--- Start of Information supplied ---

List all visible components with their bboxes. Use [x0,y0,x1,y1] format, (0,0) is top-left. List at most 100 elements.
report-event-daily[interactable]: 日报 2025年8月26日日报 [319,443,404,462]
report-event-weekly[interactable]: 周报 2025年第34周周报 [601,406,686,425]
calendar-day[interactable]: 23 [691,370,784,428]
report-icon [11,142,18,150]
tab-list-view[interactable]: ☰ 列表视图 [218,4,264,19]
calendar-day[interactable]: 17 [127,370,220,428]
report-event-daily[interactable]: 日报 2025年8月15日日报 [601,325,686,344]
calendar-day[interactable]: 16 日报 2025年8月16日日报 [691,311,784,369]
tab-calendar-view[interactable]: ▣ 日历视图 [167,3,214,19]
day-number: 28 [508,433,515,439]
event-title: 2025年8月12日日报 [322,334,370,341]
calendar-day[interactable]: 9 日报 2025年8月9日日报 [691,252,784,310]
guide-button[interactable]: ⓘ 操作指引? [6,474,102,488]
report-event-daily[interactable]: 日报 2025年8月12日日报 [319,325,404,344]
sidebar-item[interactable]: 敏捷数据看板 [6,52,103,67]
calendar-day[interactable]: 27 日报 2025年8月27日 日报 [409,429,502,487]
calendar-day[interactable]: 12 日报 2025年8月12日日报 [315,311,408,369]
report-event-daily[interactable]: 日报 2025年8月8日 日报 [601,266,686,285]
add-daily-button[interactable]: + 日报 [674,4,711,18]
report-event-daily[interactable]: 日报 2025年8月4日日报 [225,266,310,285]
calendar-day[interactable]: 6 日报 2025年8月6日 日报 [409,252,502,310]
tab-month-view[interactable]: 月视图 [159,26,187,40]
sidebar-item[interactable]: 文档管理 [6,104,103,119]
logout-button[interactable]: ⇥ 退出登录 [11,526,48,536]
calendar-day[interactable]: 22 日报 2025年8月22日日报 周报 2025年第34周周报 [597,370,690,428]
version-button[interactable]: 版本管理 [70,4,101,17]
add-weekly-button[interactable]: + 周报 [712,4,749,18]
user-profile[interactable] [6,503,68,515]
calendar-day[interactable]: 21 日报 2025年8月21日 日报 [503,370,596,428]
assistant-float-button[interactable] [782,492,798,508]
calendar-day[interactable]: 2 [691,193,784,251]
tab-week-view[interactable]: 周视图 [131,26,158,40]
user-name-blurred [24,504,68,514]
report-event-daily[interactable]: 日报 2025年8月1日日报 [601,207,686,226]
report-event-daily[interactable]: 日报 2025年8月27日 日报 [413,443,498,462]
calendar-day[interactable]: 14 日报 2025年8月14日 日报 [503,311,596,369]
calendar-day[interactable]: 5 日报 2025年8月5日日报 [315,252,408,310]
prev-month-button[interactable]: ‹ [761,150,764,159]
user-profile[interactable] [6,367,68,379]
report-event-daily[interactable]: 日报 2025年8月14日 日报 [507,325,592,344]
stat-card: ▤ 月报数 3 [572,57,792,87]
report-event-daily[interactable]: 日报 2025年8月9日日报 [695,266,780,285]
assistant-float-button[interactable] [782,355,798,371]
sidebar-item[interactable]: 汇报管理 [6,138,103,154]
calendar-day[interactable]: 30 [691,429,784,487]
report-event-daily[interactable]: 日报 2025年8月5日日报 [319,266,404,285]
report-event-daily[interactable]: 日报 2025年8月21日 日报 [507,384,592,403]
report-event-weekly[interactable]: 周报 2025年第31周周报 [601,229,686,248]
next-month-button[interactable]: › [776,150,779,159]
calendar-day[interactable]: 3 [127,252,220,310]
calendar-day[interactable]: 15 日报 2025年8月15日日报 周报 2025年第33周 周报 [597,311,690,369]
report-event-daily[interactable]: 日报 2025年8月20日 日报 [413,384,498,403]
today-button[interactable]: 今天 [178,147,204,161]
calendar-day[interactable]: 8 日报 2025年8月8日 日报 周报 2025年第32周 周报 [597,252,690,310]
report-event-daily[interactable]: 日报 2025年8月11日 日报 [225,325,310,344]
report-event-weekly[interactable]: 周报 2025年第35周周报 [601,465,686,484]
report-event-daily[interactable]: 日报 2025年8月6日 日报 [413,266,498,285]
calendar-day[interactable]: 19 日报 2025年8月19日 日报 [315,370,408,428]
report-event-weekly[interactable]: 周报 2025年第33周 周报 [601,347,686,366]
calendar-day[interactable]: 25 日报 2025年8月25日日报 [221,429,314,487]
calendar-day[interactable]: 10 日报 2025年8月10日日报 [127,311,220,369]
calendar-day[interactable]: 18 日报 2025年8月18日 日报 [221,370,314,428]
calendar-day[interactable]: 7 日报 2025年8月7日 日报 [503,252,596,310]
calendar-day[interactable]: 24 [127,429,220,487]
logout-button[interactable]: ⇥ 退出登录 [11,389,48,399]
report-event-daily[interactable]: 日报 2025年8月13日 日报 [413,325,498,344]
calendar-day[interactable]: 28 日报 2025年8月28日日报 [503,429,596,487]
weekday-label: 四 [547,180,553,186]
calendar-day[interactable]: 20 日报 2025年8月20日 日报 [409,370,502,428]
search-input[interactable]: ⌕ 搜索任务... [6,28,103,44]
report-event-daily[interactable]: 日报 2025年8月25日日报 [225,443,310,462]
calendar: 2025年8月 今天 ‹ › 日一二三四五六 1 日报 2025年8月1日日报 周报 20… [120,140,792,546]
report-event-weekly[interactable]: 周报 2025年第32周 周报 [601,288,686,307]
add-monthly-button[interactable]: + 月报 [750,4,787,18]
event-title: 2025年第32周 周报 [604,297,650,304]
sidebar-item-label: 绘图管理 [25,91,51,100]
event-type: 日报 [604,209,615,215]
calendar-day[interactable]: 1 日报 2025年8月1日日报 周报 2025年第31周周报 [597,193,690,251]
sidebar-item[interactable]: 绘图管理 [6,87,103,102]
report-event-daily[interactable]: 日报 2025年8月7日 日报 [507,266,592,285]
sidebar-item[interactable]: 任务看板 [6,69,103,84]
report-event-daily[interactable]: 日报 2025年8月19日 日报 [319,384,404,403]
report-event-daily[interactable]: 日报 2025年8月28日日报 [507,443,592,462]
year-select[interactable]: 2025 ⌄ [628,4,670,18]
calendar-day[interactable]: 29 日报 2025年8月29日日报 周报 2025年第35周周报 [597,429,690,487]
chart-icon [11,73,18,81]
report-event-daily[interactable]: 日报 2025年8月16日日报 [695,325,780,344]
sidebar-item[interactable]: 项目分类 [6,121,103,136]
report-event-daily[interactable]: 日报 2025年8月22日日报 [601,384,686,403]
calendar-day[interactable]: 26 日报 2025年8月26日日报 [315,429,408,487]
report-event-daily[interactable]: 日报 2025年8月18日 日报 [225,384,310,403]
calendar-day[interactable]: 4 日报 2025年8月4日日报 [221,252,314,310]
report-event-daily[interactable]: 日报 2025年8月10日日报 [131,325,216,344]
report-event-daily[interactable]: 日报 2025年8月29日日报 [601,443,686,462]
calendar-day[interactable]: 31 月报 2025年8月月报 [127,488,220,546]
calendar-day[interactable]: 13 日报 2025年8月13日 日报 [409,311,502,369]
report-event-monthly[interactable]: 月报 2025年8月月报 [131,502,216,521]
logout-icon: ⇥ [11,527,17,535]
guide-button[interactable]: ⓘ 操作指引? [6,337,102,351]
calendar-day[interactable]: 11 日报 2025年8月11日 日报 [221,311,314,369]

--- End of Information supplied ---

◆ **What to do**:
Return every line of the listing above unchanged, in the same order.

◆ **Answer below**:
List all visible components with their bboxes. Use [x0,y0,x1,y1] format, (0,0) is top-left. List at most 100 elements.
report-event-daily[interactable]: 日报 2025年8月26日日报 [319,443,404,462]
report-event-weekly[interactable]: 周报 2025年第34周周报 [601,406,686,425]
calendar-day[interactable]: 23 [691,370,784,428]
report-icon [11,142,18,150]
tab-list-view[interactable]: ☰ 列表视图 [218,4,264,19]
calendar-day[interactable]: 17 [127,370,220,428]
report-event-daily[interactable]: 日报 2025年8月15日日报 [601,325,686,344]
calendar-day[interactable]: 16 日报 2025年8月16日日报 [691,311,784,369]
tab-calendar-view[interactable]: ▣ 日历视图 [167,3,214,19]
day-number: 28 [508,433,515,439]
event-title: 2025年8月12日日报 [322,334,370,341]
calendar-day[interactable]: 9 日报 2025年8月9日日报 [691,252,784,310]
guide-button[interactable]: ⓘ 操作指引? [6,474,102,488]
report-event-daily[interactable]: 日报 2025年8月12日日报 [319,325,404,344]
sidebar-item[interactable]: 敏捷数据看板 [6,52,103,67]
calendar-day[interactable]: 27 日报 2025年8月27日 日报 [409,429,502,487]
calendar-day[interactable]: 12 日报 2025年8月12日日报 [315,311,408,369]
report-event-daily[interactable]: 日报 2025年8月8日 日报 [601,266,686,285]
add-daily-button[interactable]: + 日报 [674,4,711,18]
report-event-daily[interactable]: 日报 2025年8月4日日报 [225,266,310,285]
calendar-day[interactable]: 6 日报 2025年8月6日 日报 [409,252,502,310]
tab-month-view[interactable]: 月视图 [159,26,187,40]
sidebar-item[interactable]: 文档管理 [6,104,103,119]
logout-button[interactable]: ⇥ 退出登录 [11,526,48,536]
calendar-day[interactable]: 22 日报 2025年8月22日日报 周报 2025年第34周周报 [597,370,690,428]
version-button[interactable]: 版本管理 [70,4,101,17]
add-weekly-button[interactable]: + 周报 [712,4,749,18]
user-profile[interactable] [6,503,68,515]
calendar-day[interactable]: 21 日报 2025年8月21日 日报 [503,370,596,428]
assistant-float-button[interactable] [782,492,798,508]
calendar-day[interactable]: 2 [691,193,784,251]
tab-week-view[interactable]: 周视图 [131,26,158,40]
user-name-blurred [24,504,68,514]
report-event-daily[interactable]: 日报 2025年8月1日日报 [601,207,686,226]
report-event-daily[interactable]: 日报 2025年8月27日 日报 [413,443,498,462]
calendar-day[interactable]: 14 日报 2025年8月14日 日报 [503,311,596,369]
calendar-day[interactable]: 5 日报 2025年8月5日日报 [315,252,408,310]
prev-month-button[interactable]: ‹ [761,150,764,159]
user-profile[interactable] [6,367,68,379]
report-event-daily[interactable]: 日报 2025年8月14日 日报 [507,325,592,344]
stat-card: ▤ 月报数 3 [572,57,792,87]
report-event-daily[interactable]: 日报 2025年8月9日日报 [695,266,780,285]
assistant-float-button[interactable] [782,355,798,371]
sidebar-item[interactable]: 汇报管理 [6,138,103,154]
calendar-day[interactable]: 30 [691,429,784,487]
report-event-daily[interactable]: 日报 2025年8月5日日报 [319,266,404,285]
report-event-daily[interactable]: 日报 2025年8月21日 日报 [507,384,592,403]
report-event-weekly[interactable]: 周报 2025年第31周周报 [601,229,686,248]
next-month-button[interactable]: › [776,150,779,159]
calendar-day[interactable]: 3 [127,252,220,310]
calendar-day[interactable]: 15 日报 2025年8月15日日报 周报 2025年第33周 周报 [597,311,690,369]
report-event-daily[interactable]: 日报 2025年8月20日 日报 [413,384,498,403]
today-button[interactable]: 今天 [178,147,204,161]
calendar-day[interactable]: 8 日报 2025年8月8日 日报 周报 2025年第32周 周报 [597,252,690,310]
report-event-daily[interactable]: 日报 2025年8月11日 日报 [225,325,310,344]
report-event-weekly[interactable]: 周报 2025年第35周周报 [601,465,686,484]
report-event-daily[interactable]: 日报 2025年8月6日 日报 [413,266,498,285]
calendar-day[interactable]: 19 日报 2025年8月19日 日报 [315,370,408,428]
report-event-weekly[interactable]: 周报 2025年第33周 周报 [601,347,686,366]
calendar-day[interactable]: 25 日报 2025年8月25日日报 [221,429,314,487]
calendar-day[interactable]: 10 日报 2025年8月10日日报 [127,311,220,369]
calendar-day[interactable]: 18 日报 2025年8月18日 日报 [221,370,314,428]
calendar-day[interactable]: 7 日报 2025年8月7日 日报 [503,252,596,310]
calendar-day[interactable]: 24 [127,429,220,487]
logout-button[interactable]: ⇥ 退出登录 [11,389,48,399]
report-event-daily[interactable]: 日报 2025年8月13日 日报 [413,325,498,344]
calendar-day[interactable]: 28 日报 2025年8月28日日报 [503,429,596,487]
weekday-label: 四 [547,180,553,186]
calendar-day[interactable]: 20 日报 2025年8月20日 日报 [409,370,502,428]
search-input[interactable]: ⌕ 搜索任务... [6,28,103,44]
report-event-daily[interactable]: 日报 2025年8月25日日报 [225,443,310,462]
calendar: 2025年8月 今天 ‹ › 日一二三四五六 1 日报 2025年8月1日日报 周报 20… [120,140,792,546]
report-event-weekly[interactable]: 周报 2025年第32周 周报 [601,288,686,307]
add-monthly-button[interactable]: + 月报 [750,4,787,18]
event-title: 2025年第32周 周报 [604,297,650,304]
sidebar-item-label: 绘图管理 [25,91,51,100]
event-type: 日报 [604,209,615,215]
calendar-day[interactable]: 1 日报 2025年8月1日日报 周报 2025年第31周周报 [597,193,690,251]
sidebar-item[interactable]: 绘图管理 [6,87,103,102]
report-event-daily[interactable]: 日报 2025年8月7日 日报 [507,266,592,285]
sidebar-item[interactable]: 任务看板 [6,69,103,84]
report-event-daily[interactable]: 日报 2025年8月19日 日报 [319,384,404,403]
report-event-daily[interactable]: 日报 2025年8月28日日报 [507,443,592,462]
year-select[interactable]: 2025 ⌄ [628,4,670,18]
calendar-day[interactable]: 29 日报 2025年8月29日日报 周报 2025年第35周周报 [597,429,690,487]
chart-icon [11,73,18,81]
report-event-daily[interactable]: 日报 2025年8月16日日报 [695,325,780,344]
sidebar-item[interactable]: 项目分类 [6,121,103,136]
report-event-daily[interactable]: 日报 2025年8月22日日报 [601,384,686,403]
calendar-day[interactable]: 26 日报 2025年8月26日日报 [315,429,408,487]
report-event-daily[interactable]: 日报 2025年8月18日 日报 [225,384,310,403]
calendar-day[interactable]: 4 日报 2025年8月4日日报 [221,252,314,310]
report-event-daily[interactable]: 日报 2025年8月10日日报 [131,325,216,344]
report-event-daily[interactable]: 日报 2025年8月29日日报 [601,443,686,462]
calendar-day[interactable]: 31 月报 2025年8月月报 [127,488,220,546]
calendar-day[interactable]: 13 日报 2025年8月13日 日报 [409,311,502,369]
report-event-monthly[interactable]: 月报 2025年8月月报 [131,502,216,521]
logout-icon: ⇥ [11,527,17,535]
guide-button[interactable]: ⓘ 操作指引? [6,337,102,351]
calendar-day[interactable]: 11 日报 2025年8月11日 日报 [221,311,314,369]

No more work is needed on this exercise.